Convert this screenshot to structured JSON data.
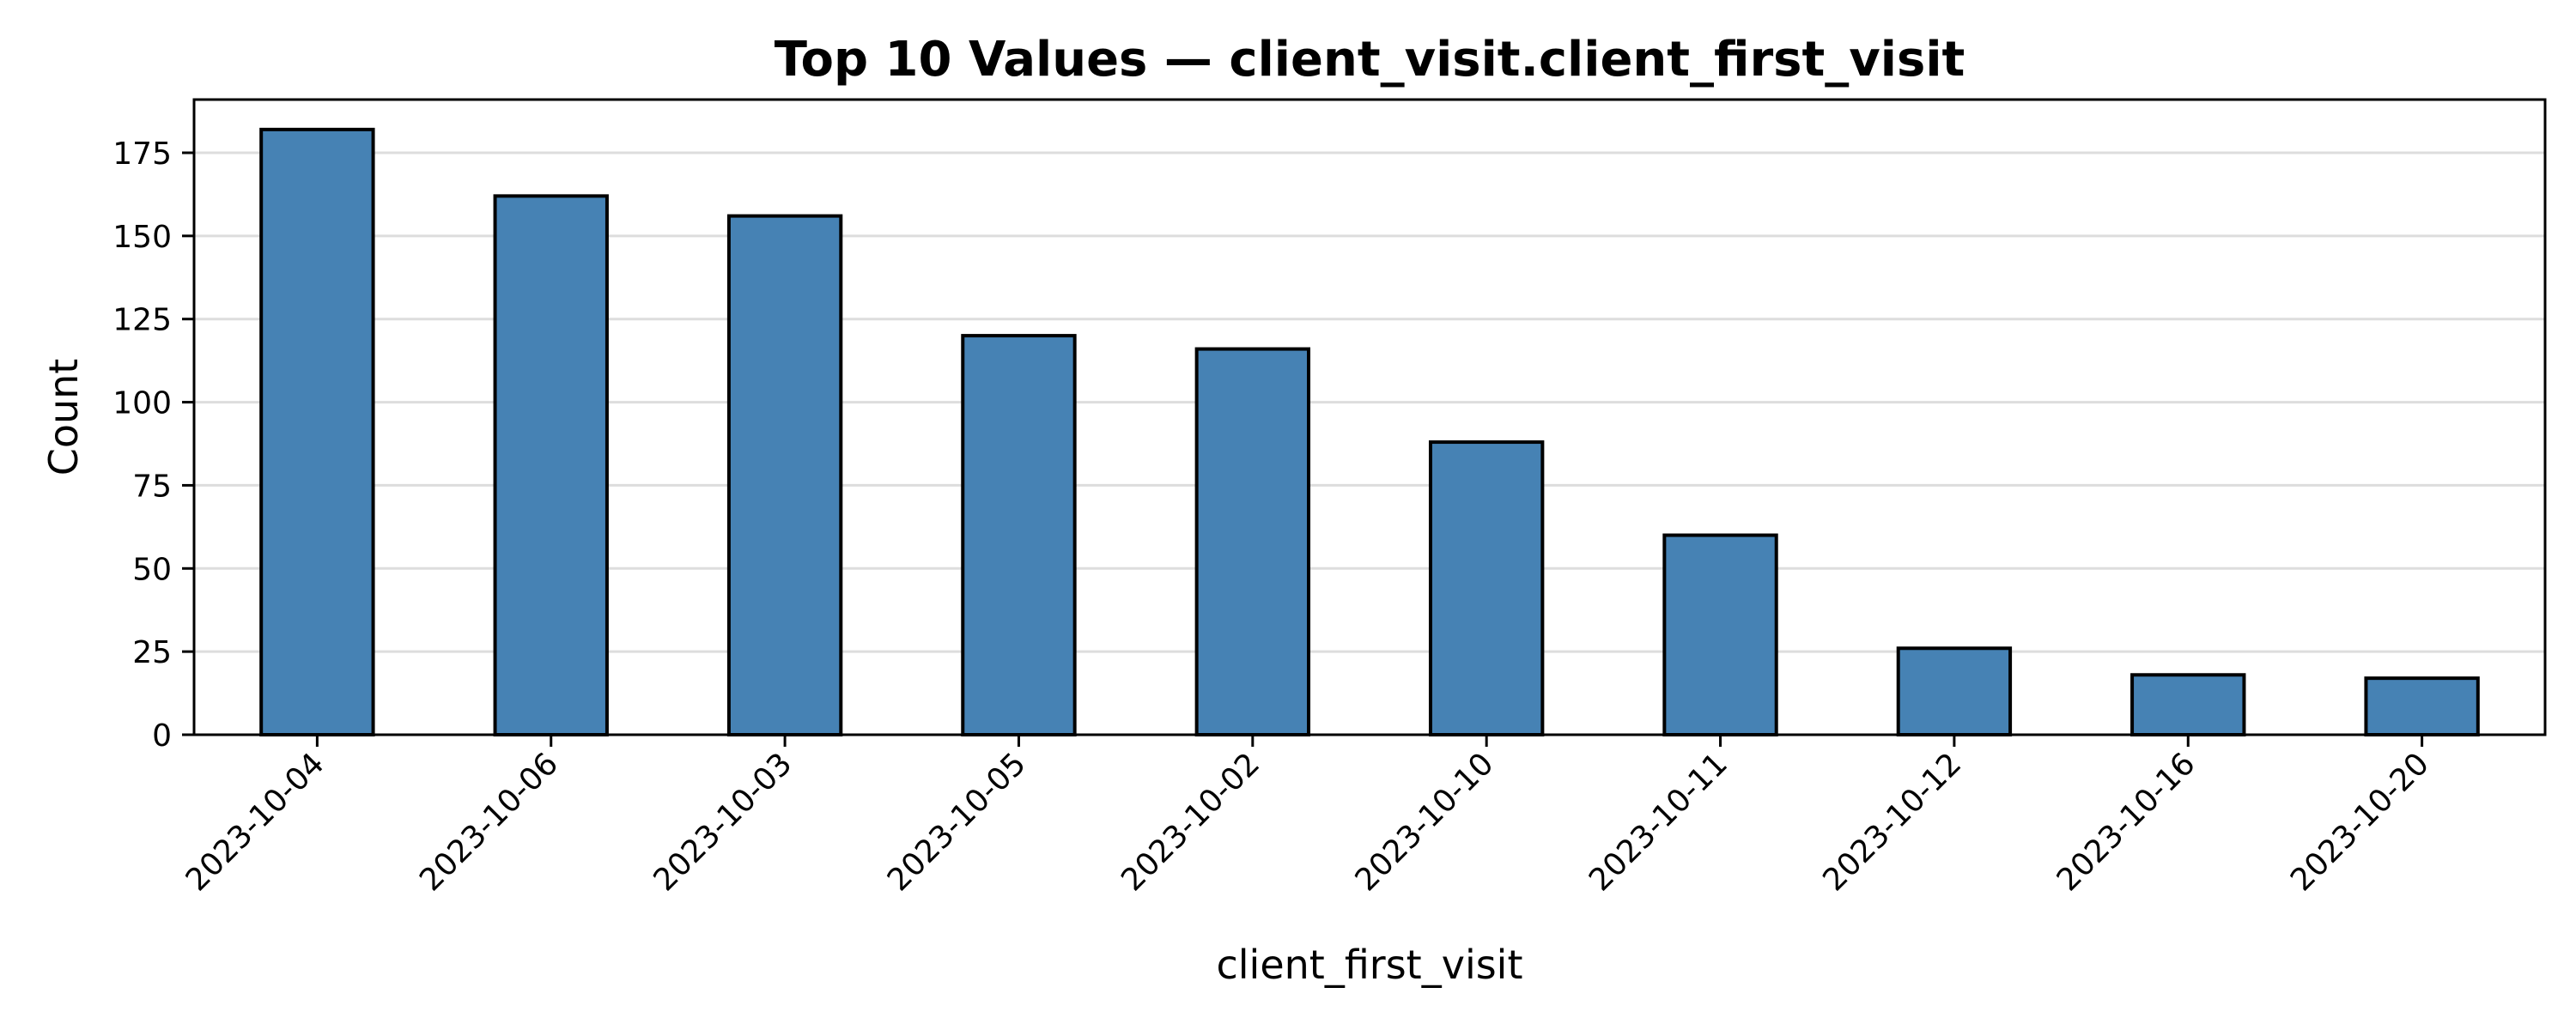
{
  "chart_data": {
    "type": "bar",
    "title": "Top 10 Values — client_visit.client_first_visit",
    "xlabel": "client_first_visit",
    "ylabel": "Count",
    "categories": [
      "2023-10-04",
      "2023-10-06",
      "2023-10-03",
      "2023-10-05",
      "2023-10-02",
      "2023-10-10",
      "2023-10-11",
      "2023-10-12",
      "2023-10-16",
      "2023-10-20"
    ],
    "values": [
      182,
      162,
      156,
      120,
      116,
      88,
      60,
      26,
      18,
      17
    ],
    "ylim": [
      0,
      191
    ],
    "yticks": [
      0,
      25,
      50,
      75,
      100,
      125,
      150,
      175
    ],
    "grid": "horizontal",
    "bar_color": "#4682b4",
    "bar_edge_color": "#000000",
    "grid_color": "#dddddd"
  }
}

========================================================================

__SET EXERCISE__
From the material above, copy everything exactly but the pictures.

__TASK RESULT__
Convert this screenshot to structured JSON data.
{
  "chart_data": {
    "type": "bar",
    "title": "Top 10 Values — client_visit.client_first_visit",
    "xlabel": "client_first_visit",
    "ylabel": "Count",
    "categories": [
      "2023-10-04",
      "2023-10-06",
      "2023-10-03",
      "2023-10-05",
      "2023-10-02",
      "2023-10-10",
      "2023-10-11",
      "2023-10-12",
      "2023-10-16",
      "2023-10-20"
    ],
    "values": [
      182,
      162,
      156,
      120,
      116,
      88,
      60,
      26,
      18,
      17
    ],
    "ylim": [
      0,
      191
    ],
    "yticks": [
      0,
      25,
      50,
      75,
      100,
      125,
      150,
      175
    ],
    "grid": "horizontal",
    "bar_color": "#4682b4",
    "bar_edge_color": "#000000",
    "grid_color": "#dddddd"
  }
}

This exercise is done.